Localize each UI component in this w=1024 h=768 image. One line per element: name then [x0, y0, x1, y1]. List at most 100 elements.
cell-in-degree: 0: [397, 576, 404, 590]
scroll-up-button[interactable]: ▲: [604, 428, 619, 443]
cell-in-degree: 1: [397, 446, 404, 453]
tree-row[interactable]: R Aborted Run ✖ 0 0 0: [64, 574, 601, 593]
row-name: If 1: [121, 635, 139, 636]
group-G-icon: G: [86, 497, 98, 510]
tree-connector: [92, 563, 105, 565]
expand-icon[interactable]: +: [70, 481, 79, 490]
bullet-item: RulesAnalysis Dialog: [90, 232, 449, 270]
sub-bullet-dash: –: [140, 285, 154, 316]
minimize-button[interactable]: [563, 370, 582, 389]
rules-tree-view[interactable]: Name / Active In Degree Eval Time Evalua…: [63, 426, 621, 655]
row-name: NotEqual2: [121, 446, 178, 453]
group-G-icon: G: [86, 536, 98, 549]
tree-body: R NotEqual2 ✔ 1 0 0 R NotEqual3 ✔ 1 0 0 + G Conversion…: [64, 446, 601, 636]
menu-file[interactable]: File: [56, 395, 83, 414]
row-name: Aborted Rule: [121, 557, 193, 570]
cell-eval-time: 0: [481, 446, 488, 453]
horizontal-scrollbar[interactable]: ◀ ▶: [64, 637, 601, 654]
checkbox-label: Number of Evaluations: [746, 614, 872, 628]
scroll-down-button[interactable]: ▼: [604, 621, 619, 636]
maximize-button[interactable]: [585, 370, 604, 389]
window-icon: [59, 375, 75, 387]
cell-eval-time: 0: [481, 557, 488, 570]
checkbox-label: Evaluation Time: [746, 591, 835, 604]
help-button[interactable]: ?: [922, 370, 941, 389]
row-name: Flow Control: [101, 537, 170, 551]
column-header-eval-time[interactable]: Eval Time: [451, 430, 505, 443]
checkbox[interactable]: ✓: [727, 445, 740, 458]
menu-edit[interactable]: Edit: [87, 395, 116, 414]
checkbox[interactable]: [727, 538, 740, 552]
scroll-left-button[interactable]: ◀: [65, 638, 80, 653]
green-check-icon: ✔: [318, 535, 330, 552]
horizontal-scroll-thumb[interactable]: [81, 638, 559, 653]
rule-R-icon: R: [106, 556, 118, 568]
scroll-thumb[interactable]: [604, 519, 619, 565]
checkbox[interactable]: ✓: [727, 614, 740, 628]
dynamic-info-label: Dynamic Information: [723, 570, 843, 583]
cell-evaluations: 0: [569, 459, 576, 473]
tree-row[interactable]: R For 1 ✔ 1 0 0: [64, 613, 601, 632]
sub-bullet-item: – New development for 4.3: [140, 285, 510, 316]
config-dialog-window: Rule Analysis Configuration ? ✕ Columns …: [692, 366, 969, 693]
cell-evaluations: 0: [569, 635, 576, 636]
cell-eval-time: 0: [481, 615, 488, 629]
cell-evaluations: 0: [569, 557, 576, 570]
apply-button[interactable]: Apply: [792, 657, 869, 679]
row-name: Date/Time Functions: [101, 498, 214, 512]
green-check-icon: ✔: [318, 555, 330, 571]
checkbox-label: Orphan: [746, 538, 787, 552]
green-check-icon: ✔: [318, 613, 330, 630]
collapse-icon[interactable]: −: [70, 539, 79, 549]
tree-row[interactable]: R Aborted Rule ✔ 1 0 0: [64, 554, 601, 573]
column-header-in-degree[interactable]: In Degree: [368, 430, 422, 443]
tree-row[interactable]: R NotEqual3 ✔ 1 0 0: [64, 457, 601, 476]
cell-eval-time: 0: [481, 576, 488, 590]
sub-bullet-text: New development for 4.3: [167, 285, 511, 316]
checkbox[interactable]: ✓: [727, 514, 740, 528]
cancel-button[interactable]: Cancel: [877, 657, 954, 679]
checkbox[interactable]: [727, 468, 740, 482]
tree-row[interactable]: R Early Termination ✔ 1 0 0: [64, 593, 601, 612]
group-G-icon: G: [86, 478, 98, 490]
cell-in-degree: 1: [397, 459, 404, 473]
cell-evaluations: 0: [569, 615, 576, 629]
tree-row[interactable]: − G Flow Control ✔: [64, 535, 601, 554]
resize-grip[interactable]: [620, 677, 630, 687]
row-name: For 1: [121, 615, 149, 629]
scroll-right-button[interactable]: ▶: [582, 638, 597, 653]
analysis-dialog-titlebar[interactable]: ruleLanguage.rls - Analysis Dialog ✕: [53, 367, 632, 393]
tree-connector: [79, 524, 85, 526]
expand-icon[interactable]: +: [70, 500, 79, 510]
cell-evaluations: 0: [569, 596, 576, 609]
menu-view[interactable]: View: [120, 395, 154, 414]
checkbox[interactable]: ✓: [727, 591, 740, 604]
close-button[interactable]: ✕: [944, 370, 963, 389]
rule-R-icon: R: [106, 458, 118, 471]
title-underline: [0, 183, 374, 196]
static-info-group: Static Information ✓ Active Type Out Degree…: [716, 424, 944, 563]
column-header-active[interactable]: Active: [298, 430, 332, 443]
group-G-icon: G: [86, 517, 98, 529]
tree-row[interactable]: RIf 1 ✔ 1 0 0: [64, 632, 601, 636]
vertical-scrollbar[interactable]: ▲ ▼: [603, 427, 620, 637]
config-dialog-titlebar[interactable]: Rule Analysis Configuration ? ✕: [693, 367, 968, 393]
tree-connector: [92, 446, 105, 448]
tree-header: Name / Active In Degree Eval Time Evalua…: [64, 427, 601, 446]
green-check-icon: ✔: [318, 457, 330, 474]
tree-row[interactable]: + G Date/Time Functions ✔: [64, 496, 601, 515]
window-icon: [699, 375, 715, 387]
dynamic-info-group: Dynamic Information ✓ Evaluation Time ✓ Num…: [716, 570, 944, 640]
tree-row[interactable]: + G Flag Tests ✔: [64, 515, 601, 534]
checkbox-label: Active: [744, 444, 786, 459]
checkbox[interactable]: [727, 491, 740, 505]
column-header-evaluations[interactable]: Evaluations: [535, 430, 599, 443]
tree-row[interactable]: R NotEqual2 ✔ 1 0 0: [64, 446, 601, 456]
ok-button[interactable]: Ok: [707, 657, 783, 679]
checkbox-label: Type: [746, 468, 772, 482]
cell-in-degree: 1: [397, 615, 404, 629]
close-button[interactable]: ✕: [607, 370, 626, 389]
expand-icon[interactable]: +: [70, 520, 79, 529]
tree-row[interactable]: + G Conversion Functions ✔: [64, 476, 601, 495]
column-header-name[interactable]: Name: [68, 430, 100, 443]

___

INSTRUCTION:
Edit the entries above so that every "tree-row" becomes "list-row", and keep everything else the same.

SOLUTION TO THE PROBLEM:
Localize each UI component in this w=1024 h=768 image. One line per element: name then [x0, y0, x1, y1]. List at most 100 elements.
cell-in-degree: 0: [397, 576, 404, 590]
scroll-up-button[interactable]: ▲: [604, 428, 619, 443]
cell-in-degree: 1: [397, 446, 404, 453]
list-row[interactable]: R Aborted Run ✖ 0 0 0: [64, 574, 601, 593]
row-name: If 1: [121, 635, 139, 636]
group-G-icon: G: [86, 497, 98, 510]
tree-connector: [92, 563, 105, 565]
expand-icon[interactable]: +: [70, 481, 79, 490]
bullet-item: RulesAnalysis Dialog: [90, 232, 449, 270]
sub-bullet-dash: –: [140, 285, 154, 316]
minimize-button[interactable]: [563, 370, 582, 389]
rules-tree-view[interactable]: Name / Active In Degree Eval Time Evalua…: [63, 426, 621, 655]
row-name: NotEqual2: [121, 446, 178, 453]
group-G-icon: G: [86, 536, 98, 549]
tree-body: R NotEqual2 ✔ 1 0 0 R NotEqual3 ✔ 1 0 0 + G Conversion…: [64, 446, 601, 636]
menu-file[interactable]: File: [56, 395, 83, 414]
row-name: Aborted Rule: [121, 557, 193, 570]
cell-eval-time: 0: [481, 446, 488, 453]
horizontal-scrollbar[interactable]: ◀ ▶: [64, 637, 601, 654]
checkbox-label: Number of Evaluations: [746, 614, 872, 628]
scroll-down-button[interactable]: ▼: [604, 621, 619, 636]
maximize-button[interactable]: [585, 370, 604, 389]
window-icon: [59, 375, 75, 387]
cell-eval-time: 0: [481, 557, 488, 570]
checkbox-label: Evaluation Time: [746, 591, 835, 604]
help-button[interactable]: ?: [922, 370, 941, 389]
row-name: Flow Control: [101, 537, 170, 551]
column-header-eval-time[interactable]: Eval Time: [451, 430, 505, 443]
checkbox[interactable]: ✓: [727, 445, 740, 458]
menu-edit[interactable]: Edit: [87, 395, 116, 414]
checkbox[interactable]: [727, 538, 740, 552]
scroll-left-button[interactable]: ◀: [65, 638, 80, 653]
green-check-icon: ✔: [318, 535, 330, 552]
horizontal-scroll-thumb[interactable]: [81, 638, 559, 653]
rule-R-icon: R: [106, 556, 118, 568]
scroll-thumb[interactable]: [604, 519, 619, 565]
checkbox[interactable]: ✓: [727, 614, 740, 628]
dynamic-info-label: Dynamic Information: [723, 570, 843, 583]
cell-evaluations: 0: [569, 459, 576, 473]
list-row[interactable]: R For 1 ✔ 1 0 0: [64, 613, 601, 632]
sub-bullet-item: – New development for 4.3: [140, 285, 510, 316]
config-dialog-window: Rule Analysis Configuration ? ✕ Columns …: [692, 366, 969, 693]
cell-evaluations: 0: [569, 635, 576, 636]
cell-eval-time: 0: [481, 615, 488, 629]
cell-evaluations: 0: [569, 557, 576, 570]
apply-button[interactable]: Apply: [792, 657, 869, 679]
row-name: Date/Time Functions: [101, 498, 214, 512]
green-check-icon: ✔: [318, 555, 330, 571]
checkbox-label: Orphan: [746, 538, 787, 552]
green-check-icon: ✔: [318, 613, 330, 630]
collapse-icon[interactable]: −: [70, 539, 79, 549]
list-row[interactable]: R Aborted Rule ✔ 1 0 0: [64, 554, 601, 573]
column-header-in-degree[interactable]: In Degree: [368, 430, 422, 443]
list-row[interactable]: R NotEqual3 ✔ 1 0 0: [64, 457, 601, 476]
cell-eval-time: 0: [481, 576, 488, 590]
sub-bullet-text: New development for 4.3: [167, 285, 511, 316]
checkbox[interactable]: ✓: [727, 514, 740, 528]
cancel-button[interactable]: Cancel: [877, 657, 954, 679]
checkbox[interactable]: [727, 468, 740, 482]
list-row[interactable]: R Early Termination ✔ 1 0 0: [64, 593, 601, 612]
group-G-icon: G: [86, 478, 98, 490]
cell-in-degree: 1: [397, 459, 404, 473]
cell-evaluations: 0: [569, 615, 576, 629]
list-row[interactable]: − G Flow Control ✔: [64, 535, 601, 554]
resize-grip[interactable]: [620, 677, 630, 687]
row-name: For 1: [121, 615, 149, 629]
scroll-right-button[interactable]: ▶: [582, 638, 597, 653]
analysis-dialog-titlebar[interactable]: ruleLanguage.rls - Analysis Dialog ✕: [53, 367, 632, 393]
tree-connector: [79, 524, 85, 526]
expand-icon[interactable]: +: [70, 500, 79, 510]
cell-evaluations: 0: [569, 596, 576, 609]
menu-view[interactable]: View: [120, 395, 154, 414]
checkbox[interactable]: ✓: [727, 591, 740, 604]
close-button[interactable]: ✕: [944, 370, 963, 389]
rule-R-icon: R: [106, 458, 118, 471]
title-underline: [0, 183, 374, 196]
static-info-group: Static Information ✓ Active Type Out Degree…: [716, 424, 944, 563]
column-header-active[interactable]: Active: [298, 430, 332, 443]
group-G-icon: G: [86, 517, 98, 529]
list-row[interactable]: RIf 1 ✔ 1 0 0: [64, 632, 601, 636]
vertical-scrollbar[interactable]: ▲ ▼: [603, 427, 620, 637]
config-dialog-titlebar[interactable]: Rule Analysis Configuration ? ✕: [693, 367, 968, 393]
tree-connector: [92, 446, 105, 448]
tree-header: Name / Active In Degree Eval Time Evalua…: [64, 427, 601, 446]
green-check-icon: ✔: [318, 457, 330, 474]
list-row[interactable]: + G Date/Time Functions ✔: [64, 496, 601, 515]
window-icon: [699, 375, 715, 387]
dynamic-info-group: Dynamic Information ✓ Evaluation Time ✓ Num…: [716, 570, 944, 640]
list-row[interactable]: + G Flag Tests ✔: [64, 515, 601, 534]
checkbox-label: Active: [744, 444, 786, 459]
checkbox[interactable]: [727, 491, 740, 505]
column-header-evaluations[interactable]: Evaluations: [535, 430, 599, 443]
list-row[interactable]: R NotEqual2 ✔ 1 0 0: [64, 446, 601, 456]
ok-button[interactable]: Ok: [707, 657, 783, 679]
checkbox-label: Type: [746, 468, 772, 482]
cell-in-degree: 1: [397, 615, 404, 629]
close-button[interactable]: ✕: [607, 370, 626, 389]
expand-icon[interactable]: +: [70, 520, 79, 529]
list-row[interactable]: + G Conversion Functions ✔: [64, 476, 601, 495]
column-header-name[interactable]: Name: [68, 430, 100, 443]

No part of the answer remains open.